▶ Exercise material
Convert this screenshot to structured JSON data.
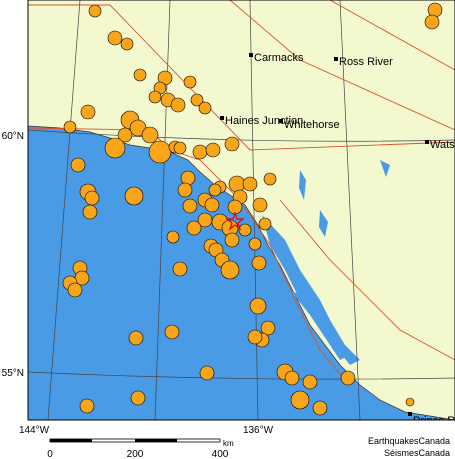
{
  "map": {
    "places": [
      "Carmacks",
      "Ross River",
      "Haines Junction",
      "Whitehorse",
      "Wats",
      "Prince R"
    ],
    "latitudes": [
      "60°N",
      "55°N"
    ],
    "longitudes": [
      "144°W",
      "136°W"
    ],
    "scale": {
      "ticks": [
        "0",
        "200",
        "400"
      ],
      "unit": "km"
    },
    "credits": [
      "EarthquakesCanada",
      "SéismesCanada"
    ]
  }
}
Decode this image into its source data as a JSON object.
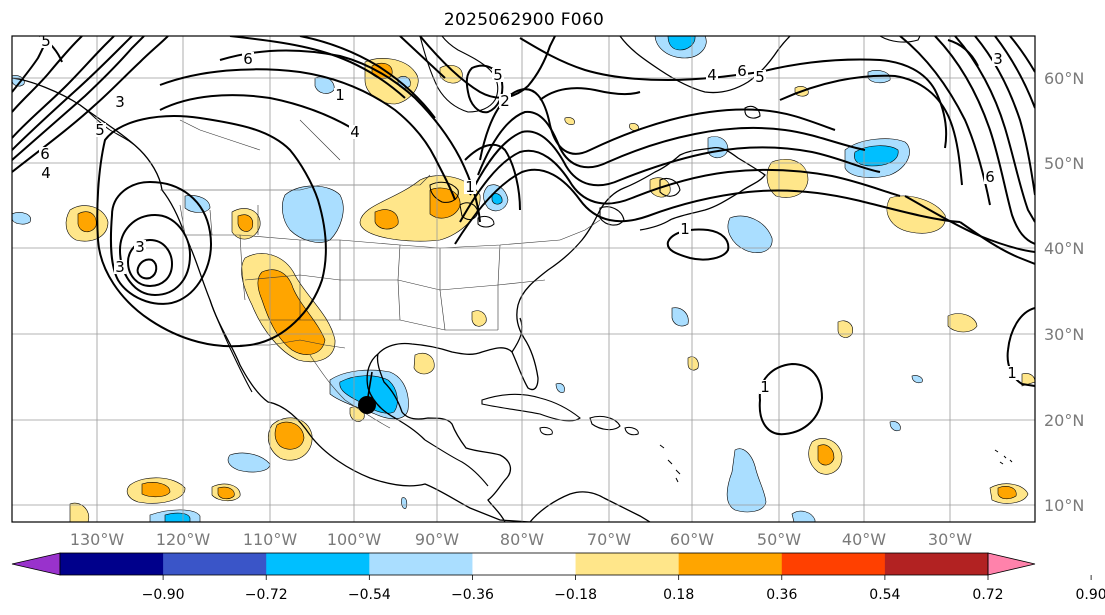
{
  "title": "2025062900 F060",
  "map": {
    "lon_labels": [
      "130°W",
      "120°W",
      "110°W",
      "100°W",
      "90°W",
      "80°W",
      "70°W",
      "60°W",
      "50°W",
      "40°W",
      "30°W"
    ],
    "lat_labels": [
      "60°N",
      "50°N",
      "40°N",
      "30°N",
      "20°N",
      "10°N"
    ],
    "contour_labels": [
      "5",
      "6",
      "4",
      "3",
      "5",
      "3",
      "6",
      "4",
      "5",
      "1",
      "3",
      "5",
      "6",
      "3",
      "1",
      "1",
      "1",
      "6",
      "4",
      "2",
      "1"
    ],
    "storm_marker": {
      "name": "storm-center"
    }
  },
  "colorbar": {
    "ticks": [
      "−0.90",
      "−0.72",
      "−0.54",
      "−0.36",
      "−0.18",
      "0.18",
      "0.36",
      "0.54",
      "0.72",
      "0.90"
    ],
    "colors": [
      "#9932cc",
      "#00008b",
      "#3a55c8",
      "#00bfff",
      "#aadeff",
      "#ffffff",
      "#ffe68a",
      "#ffa500",
      "#ff4000",
      "#b22222",
      "#ff82ab"
    ]
  }
}
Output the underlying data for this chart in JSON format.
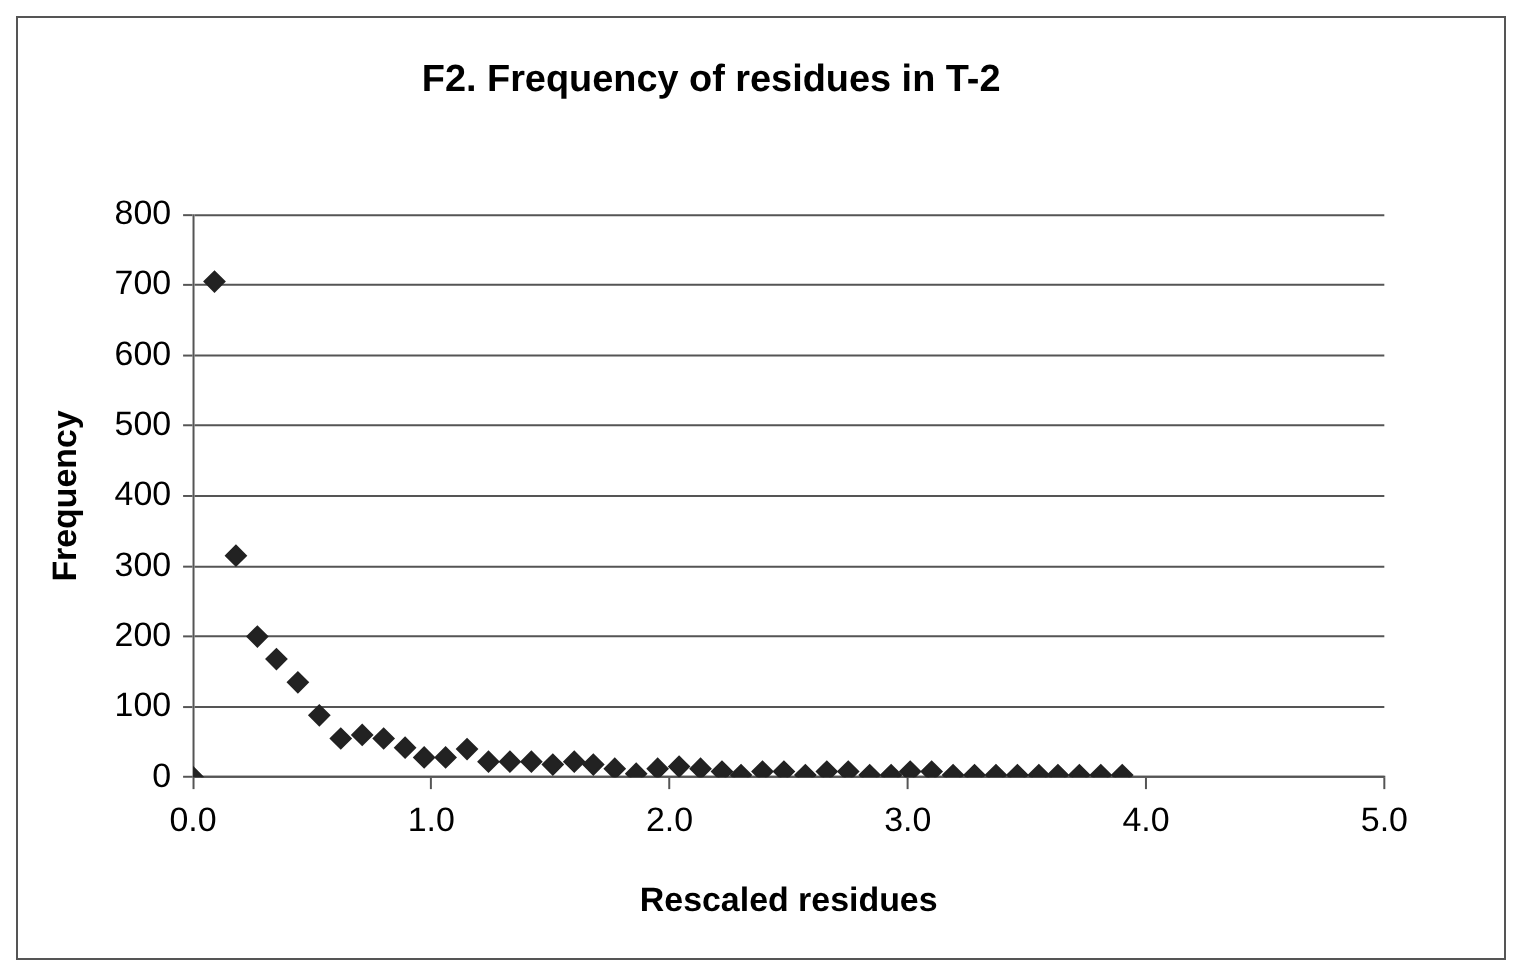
{
  "chart_data": {
    "type": "scatter",
    "title": "F2. Frequency of residues in T-2",
    "xlabel": "Rescaled residues",
    "ylabel": "Frequency",
    "x": [
      0,
      0.09,
      0.18,
      0.27,
      0.35,
      0.44,
      0.53,
      0.62,
      0.71,
      0.8,
      0.89,
      0.97,
      1.06,
      1.15,
      1.24,
      1.33,
      1.42,
      1.51,
      1.6,
      1.68,
      1.77,
      1.86,
      1.95,
      2.04,
      2.13,
      2.22,
      2.3,
      2.39,
      2.48,
      2.57,
      2.66,
      2.75,
      2.84,
      2.93,
      3.01,
      3.1,
      3.19,
      3.28,
      3.37,
      3.46,
      3.55,
      3.63,
      3.72,
      3.81,
      3.9
    ],
    "series": [
      {
        "color": "#222222",
        "values": [
          0,
          705,
          315,
          200,
          168,
          135,
          88,
          55,
          60,
          55,
          42,
          28,
          28,
          40,
          22,
          22,
          22,
          18,
          22,
          18,
          12,
          5,
          12,
          15,
          12,
          8,
          3,
          8,
          8,
          3,
          8,
          8,
          3,
          3,
          8,
          8,
          3,
          3,
          3,
          3,
          3,
          3,
          3,
          3,
          3
        ]
      }
    ],
    "xlim": [
      0,
      5
    ],
    "xticks": [
      {
        "value": 0,
        "label": "0.0"
      },
      {
        "value": 1,
        "label": "1.0"
      },
      {
        "value": 2,
        "label": "2.0"
      },
      {
        "value": 3,
        "label": "3.0"
      },
      {
        "value": 4,
        "label": "4.0"
      },
      {
        "value": 5,
        "label": "5.0"
      }
    ],
    "ylim": [
      0,
      800
    ],
    "yticks": [
      0,
      100,
      200,
      300,
      400,
      500,
      600,
      700,
      800
    ],
    "grid": "y",
    "legend": false,
    "marker": "diamond"
  }
}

▶ Directions for this task
Copy out the whole listing exactly, and don't carry over any pictures.

▶ Exercise response
Convert this screenshot to structured JSON data.
{
  "map": {
    "places": [
      "Carmacks",
      "Ross River",
      "Haines Junction",
      "Whitehorse",
      "Wats",
      "Prince R"
    ],
    "latitudes": [
      "60°N",
      "55°N"
    ],
    "longitudes": [
      "144°W",
      "136°W"
    ],
    "scale": {
      "ticks": [
        "0",
        "200",
        "400"
      ],
      "unit": "km"
    },
    "credits": [
      "EarthquakesCanada",
      "SéismesCanada"
    ]
  }
}
Decode this image into its source data as a JSON object.
{
  "title": "2025062900 F060",
  "map": {
    "lon_labels": [
      "130°W",
      "120°W",
      "110°W",
      "100°W",
      "90°W",
      "80°W",
      "70°W",
      "60°W",
      "50°W",
      "40°W",
      "30°W"
    ],
    "lat_labels": [
      "60°N",
      "50°N",
      "40°N",
      "30°N",
      "20°N",
      "10°N"
    ],
    "contour_labels": [
      "5",
      "6",
      "4",
      "3",
      "5",
      "3",
      "6",
      "4",
      "5",
      "1",
      "3",
      "5",
      "6",
      "3",
      "1",
      "1",
      "1",
      "6",
      "4",
      "2",
      "1"
    ],
    "storm_marker": {
      "name": "storm-center"
    }
  },
  "colorbar": {
    "ticks": [
      "−0.90",
      "−0.72",
      "−0.54",
      "−0.36",
      "−0.18",
      "0.18",
      "0.36",
      "0.54",
      "0.72",
      "0.90"
    ],
    "colors": [
      "#9932cc",
      "#00008b",
      "#3a55c8",
      "#00bfff",
      "#aadeff",
      "#ffffff",
      "#ffe68a",
      "#ffa500",
      "#ff4000",
      "#b22222",
      "#ff82ab"
    ]
  }
}
Output the underlying data for this chart in JSON format.
{
  "chart_data": {
    "type": "scatter",
    "title": "F2. Frequency of residues in T-2",
    "xlabel": "Rescaled residues",
    "ylabel": "Frequency",
    "x": [
      0,
      0.09,
      0.18,
      0.27,
      0.35,
      0.44,
      0.53,
      0.62,
      0.71,
      0.8,
      0.89,
      0.97,
      1.06,
      1.15,
      1.24,
      1.33,
      1.42,
      1.51,
      1.6,
      1.68,
      1.77,
      1.86,
      1.95,
      2.04,
      2.13,
      2.22,
      2.3,
      2.39,
      2.48,
      2.57,
      2.66,
      2.75,
      2.84,
      2.93,
      3.01,
      3.1,
      3.19,
      3.28,
      3.37,
      3.46,
      3.55,
      3.63,
      3.72,
      3.81,
      3.9
    ],
    "series": [
      {
        "color": "#222222",
        "values": [
          0,
          705,
          315,
          200,
          168,
          135,
          88,
          55,
          60,
          55,
          42,
          28,
          28,
          40,
          22,
          22,
          22,
          18,
          22,
          18,
          12,
          5,
          12,
          15,
          12,
          8,
          3,
          8,
          8,
          3,
          8,
          8,
          3,
          3,
          8,
          8,
          3,
          3,
          3,
          3,
          3,
          3,
          3,
          3,
          3
        ]
      }
    ],
    "xlim": [
      0,
      5
    ],
    "xticks": [
      {
        "value": 0,
        "label": "0.0"
      },
      {
        "value": 1,
        "label": "1.0"
      },
      {
        "value": 2,
        "label": "2.0"
      },
      {
        "value": 3,
        "label": "3.0"
      },
      {
        "value": 4,
        "label": "4.0"
      },
      {
        "value": 5,
        "label": "5.0"
      }
    ],
    "ylim": [
      0,
      800
    ],
    "yticks": [
      0,
      100,
      200,
      300,
      400,
      500,
      600,
      700,
      800
    ],
    "grid": "y",
    "legend": false,
    "marker": "diamond"
  }
}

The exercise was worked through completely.